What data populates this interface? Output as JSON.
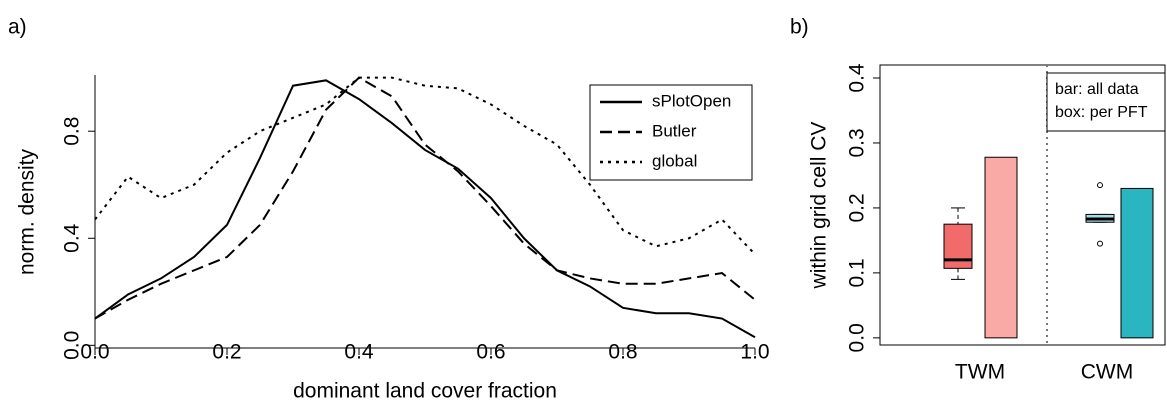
{
  "chart_data": [
    {
      "type": "line",
      "label": "a)",
      "xlabel": "dominant land cover fraction",
      "ylabel": "norm. density",
      "x": [
        0,
        0.05,
        0.1,
        0.15,
        0.2,
        0.25,
        0.3,
        0.35,
        0.4,
        0.45,
        0.5,
        0.55,
        0.6,
        0.65,
        0.7,
        0.75,
        0.8,
        0.85,
        0.9,
        0.95,
        1.0
      ],
      "series": [
        {
          "name": "sPlotOpen",
          "color": "#000000",
          "dash": "solid",
          "values": [
            0.1,
            0.19,
            0.25,
            0.33,
            0.45,
            0.7,
            0.97,
            0.99,
            0.92,
            0.83,
            0.73,
            0.66,
            0.55,
            0.4,
            0.28,
            0.22,
            0.14,
            0.12,
            0.12,
            0.1,
            0.03
          ]
        },
        {
          "name": "Butler",
          "color": "#000000",
          "dash": "dashed",
          "values": [
            0.1,
            0.17,
            0.23,
            0.28,
            0.33,
            0.45,
            0.65,
            0.88,
            1.0,
            0.93,
            0.75,
            0.65,
            0.52,
            0.38,
            0.28,
            0.25,
            0.23,
            0.23,
            0.25,
            0.27,
            0.17
          ]
        },
        {
          "name": "global",
          "color": "#000000",
          "dash": "dotted",
          "values": [
            0.47,
            0.63,
            0.55,
            0.6,
            0.72,
            0.8,
            0.85,
            0.9,
            1.0,
            1.0,
            0.97,
            0.96,
            0.9,
            0.82,
            0.75,
            0.6,
            0.43,
            0.37,
            0.4,
            0.47,
            0.34
          ]
        }
      ],
      "xlim": [
        0,
        1
      ],
      "ylim": [
        -0.01,
        1.01
      ],
      "xticks": [
        {
          "value": 0,
          "label": "0.0"
        },
        {
          "value": 0.2,
          "label": "0.2"
        },
        {
          "value": 0.4,
          "label": "0.4"
        },
        {
          "value": 0.6,
          "label": "0.6"
        },
        {
          "value": 0.8,
          "label": "0.8"
        },
        {
          "value": 1,
          "label": "1.0"
        }
      ],
      "yticks": [
        {
          "value": 0,
          "label": "0.0"
        },
        {
          "value": 0.4,
          "label": "0.4"
        },
        {
          "value": 0.8,
          "label": "0.8"
        }
      ],
      "legend": "top-right"
    },
    {
      "type": "box_bar",
      "label": "b)",
      "ylabel": "within grid cell CV",
      "categories": [
        "TWM",
        "CWM"
      ],
      "boxes": [
        {
          "min": 0.09,
          "q1": 0.107,
          "median": 0.12,
          "q3": 0.175,
          "max": 0.2,
          "outliers": [],
          "color": "#f26b6b"
        },
        {
          "min": 0.178,
          "q1": 0.178,
          "median": 0.183,
          "q3": 0.19,
          "max": 0.19,
          "outliers": [
            0.235,
            0.145
          ],
          "color": "#a8dbe8"
        }
      ],
      "bars": {
        "values": [
          0.278,
          0.23
        ],
        "colors": [
          "#f9aaa6",
          "#2bb5c0"
        ]
      },
      "ylim": [
        -0.011,
        0.42
      ],
      "yticks": [
        {
          "value": 0,
          "label": "0.0"
        },
        {
          "value": 0.1,
          "label": "0.1"
        },
        {
          "value": 0.2,
          "label": "0.2"
        },
        {
          "value": 0.3,
          "label": "0.3"
        },
        {
          "value": 0.4,
          "label": "0.4"
        }
      ],
      "legend": [
        "bar: all data",
        "box: per PFT"
      ]
    }
  ]
}
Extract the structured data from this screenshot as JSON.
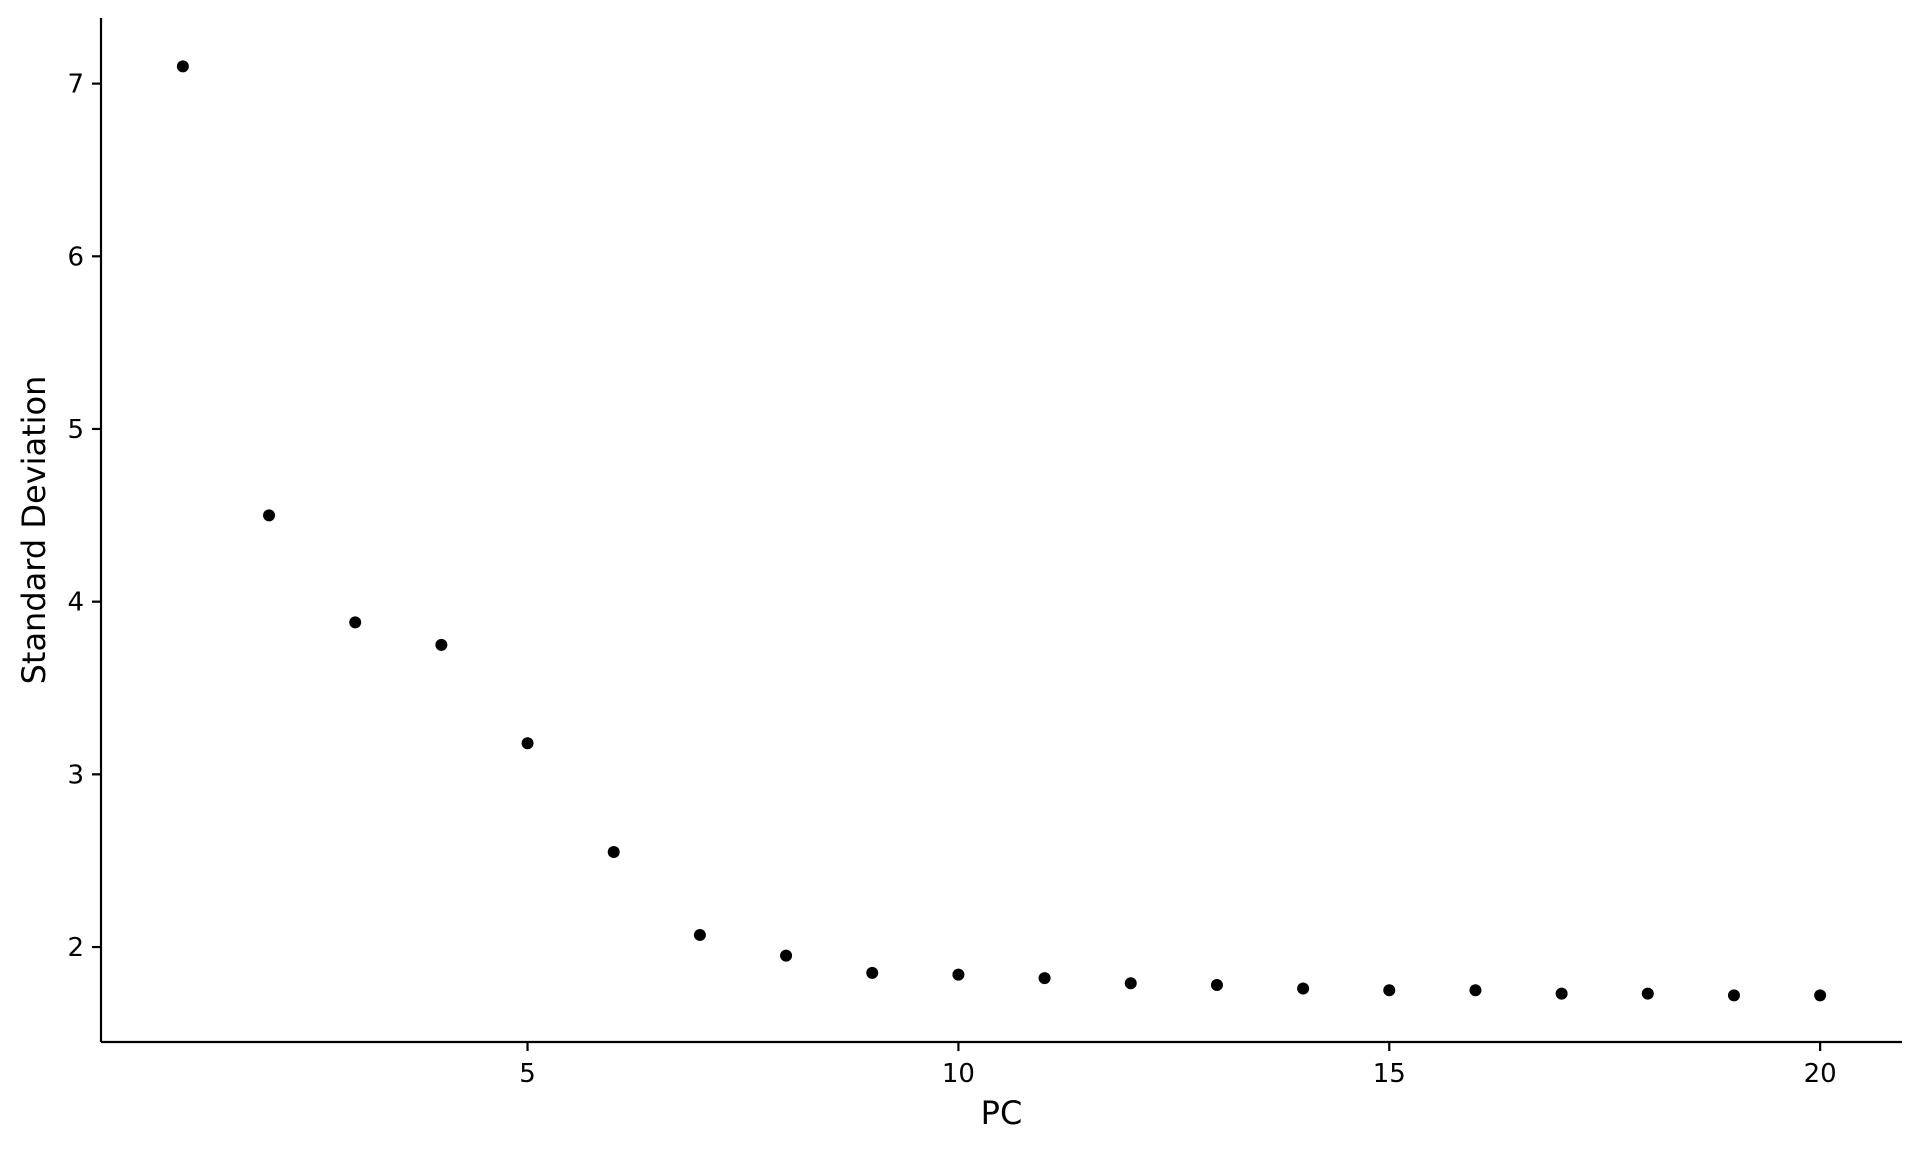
━━━━
DIRECTION.
Copy each line above that contains the string "name".

ANSWER BELOW.
          "name": "sPlotOpen",
          "name": "Butler",
          "name": "global",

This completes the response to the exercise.